> **Instructions to follow**
Skip the images and return the records below exactly.

> **Records for this exercise**
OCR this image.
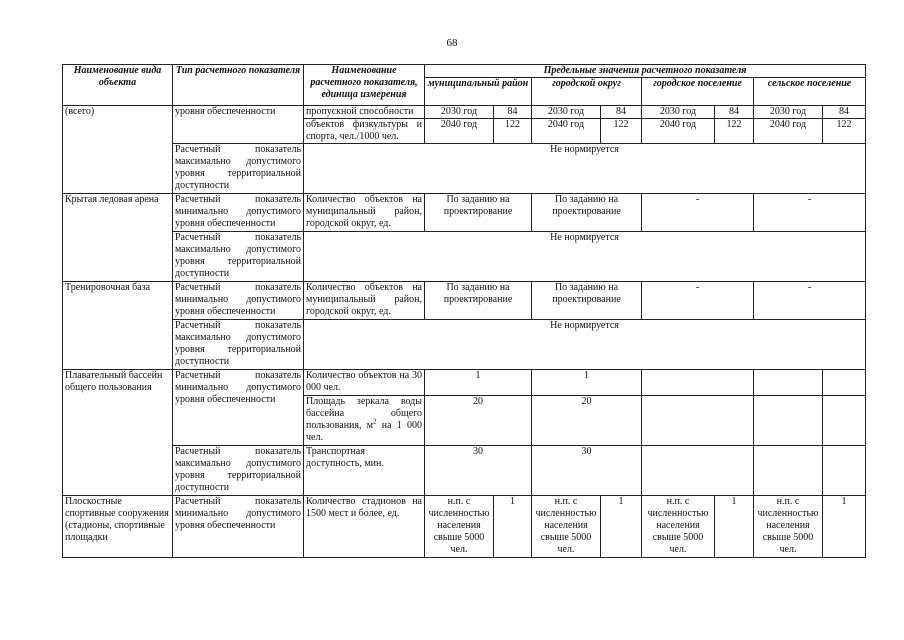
68
Наименование вида объекта	Тип расчетного показателя	Наименование расчетного показателя, единица измерения	Предельные значения расчетного показателя							
			муниципальный район		городской округ		городское поселение		сельское поселение	
(всего)	уровня обеспеченности	пропускной способности	2030 год	84	2030 год	84	2030 год	84	2030 год	84
		объектов физкультуры и спорта, чел./1000 чел.	2040 год	122	2040 год	122	2040 год	122	2040 год	122
	Расчетный показатель максимально допустимого уровня территориальной доступности	Не нормируется								
Крытая ледовая арена	Расчетный показатель минимально допустимого уровня обеспеченности	Количество объектов на муниципальный район, городской округ, ед.	По заданию на проектирование		По заданию на проектирование		-		-	
	Расчетный показатель максимально допустимого уровня территориальной доступности	Не нормируется								
Тренировочная база	Расчетный показатель минимально допустимого уровня обеспеченности	Количество объектов на муниципальный район, городской округ, ед.	По заданию на проектирование		По заданию на проектирование		-		-	
	Расчетный показатель максимально допустимого уровня территориальной доступности	Не нормируется								
Плавательный бассейн общего пользования	Расчетный показатель минимально допустимого уровня обеспеченности	Количество объектов на 30 000 чел.	1		1					
		Площадь зеркала воды бассейна общего пользования, $м^2$ на 1 000 чел.	20		20					
	Расчетный показатель максимально допустимого уровня территориальной доступности	Транспортная доступность, мин.	30		30					
Плоскостные спортивные сооружения (стадионы, спортивные площадки	Расчетный показатель минимально допустимого уровня обеспеченности	Количество стадионов на 1500 мест и более, ед.	н.п. с численностью населения свыше 5000 чел.	1	н.п. с численностью населения свыше 5000 чел.	1	н.п. с численностью населения свыше 5000 чел.	1	н.п. с численностью населения свыше 5000 чел.	1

> **The answer**
OCR this image.
68
Наименование вида объекта	Тип расчетного показателя	Наименование расчетного показателя, единица измерения	Предельные значения расчетного показателя							
			муниципальный район		городской округ		городское поселение		сельское поселение	
(всего)	уровня обеспеченности	пропускной способности	2030 год	84	2030 год	84	2030 год	84	2030 год	84
		объектов физкультуры и спорта, чел./1000 чел.	2040 год	122	2040 год	122	2040 год	122	2040 год	122
	Расчетный показатель максимально допустимого уровня территориальной доступности	Не нормируется								
Крытая ледовая арена	Расчетный показатель минимально допустимого уровня обеспеченности	Количество объектов на муниципальный район, городской округ, ед.	По заданию на проектирование		По заданию на проектирование		-		-	
	Расчетный показатель максимально допустимого уровня территориальной доступности	Не нормируется								
Тренировочная база	Расчетный показатель минимально допустимого уровня обеспеченности	Количество объектов на муниципальный район, городской округ, ед.	По заданию на проектирование		По заданию на проектирование		-		-	
	Расчетный показатель максимально допустимого уровня территориальной доступности	Не нормируется								
Плавательный бассейн общего пользования	Расчетный показатель минимально допустимого уровня обеспеченности	Количество объектов на 30 000 чел.	1		1					
		Площадь зеркала воды бассейна общего пользования, $м^2$ на 1 000 чел.	20		20					
	Расчетный показатель максимально допустимого уровня территориальной доступности	Транспортная доступность, мин.	30		30					
Плоскостные спортивные сооружения (стадионы, спортивные площадки	Расчетный показатель минимально допустимого уровня обеспеченности	Количество стадионов на 1500 мест и более, ед.	н.п. с численностью населения свыше 5000 чел.	1	н.п. с численностью населения свыше 5000 чел.	1	н.п. с численностью населения свыше 5000 чел.	1	н.п. с численностью населения свыше 5000 чел.	1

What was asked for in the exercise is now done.